--- begin ---

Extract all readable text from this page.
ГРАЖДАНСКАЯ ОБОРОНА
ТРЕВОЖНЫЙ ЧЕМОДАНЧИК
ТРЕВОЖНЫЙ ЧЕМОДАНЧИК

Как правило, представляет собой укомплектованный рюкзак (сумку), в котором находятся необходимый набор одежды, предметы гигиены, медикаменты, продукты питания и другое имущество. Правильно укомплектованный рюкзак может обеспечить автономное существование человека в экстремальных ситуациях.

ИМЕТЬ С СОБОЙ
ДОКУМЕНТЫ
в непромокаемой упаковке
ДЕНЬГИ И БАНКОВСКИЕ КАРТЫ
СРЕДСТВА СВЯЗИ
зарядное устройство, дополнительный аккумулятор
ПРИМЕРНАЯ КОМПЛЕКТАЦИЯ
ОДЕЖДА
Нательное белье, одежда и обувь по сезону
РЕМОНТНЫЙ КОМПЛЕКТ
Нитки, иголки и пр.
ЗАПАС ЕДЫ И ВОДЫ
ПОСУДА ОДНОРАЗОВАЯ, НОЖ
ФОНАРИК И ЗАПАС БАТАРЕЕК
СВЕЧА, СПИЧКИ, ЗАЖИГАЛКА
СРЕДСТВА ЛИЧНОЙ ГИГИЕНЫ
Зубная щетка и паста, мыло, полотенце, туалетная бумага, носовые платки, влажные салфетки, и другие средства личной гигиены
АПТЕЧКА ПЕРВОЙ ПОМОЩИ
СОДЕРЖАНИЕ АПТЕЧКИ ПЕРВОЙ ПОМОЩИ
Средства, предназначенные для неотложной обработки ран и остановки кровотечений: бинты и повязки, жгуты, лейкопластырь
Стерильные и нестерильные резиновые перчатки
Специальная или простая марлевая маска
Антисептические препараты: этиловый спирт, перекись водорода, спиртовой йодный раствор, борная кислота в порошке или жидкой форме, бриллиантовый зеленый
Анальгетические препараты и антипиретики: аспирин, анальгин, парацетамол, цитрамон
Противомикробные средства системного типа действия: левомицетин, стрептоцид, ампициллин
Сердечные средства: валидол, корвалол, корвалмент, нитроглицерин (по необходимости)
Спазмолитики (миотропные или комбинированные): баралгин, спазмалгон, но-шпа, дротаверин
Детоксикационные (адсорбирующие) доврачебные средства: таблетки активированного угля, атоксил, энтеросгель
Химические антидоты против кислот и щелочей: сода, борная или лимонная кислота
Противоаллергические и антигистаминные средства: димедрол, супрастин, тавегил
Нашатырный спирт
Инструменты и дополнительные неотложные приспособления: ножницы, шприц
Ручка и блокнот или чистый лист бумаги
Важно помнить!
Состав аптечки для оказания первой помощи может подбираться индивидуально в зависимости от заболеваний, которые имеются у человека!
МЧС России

--- end ---

INSTRUCTIONS TO FOLLOW: Copy each line of the data that contains the word "борная".

PROBLEM SOLUTION:
Антисептические препараты: этиловый спирт, перекись водорода, спиртовой йодный раствор, борная кислота в порошке или жидкой форме, бриллиантовый зеленый
Химические антидоты против кислот и щелочей: сода, борная или лимонная кислота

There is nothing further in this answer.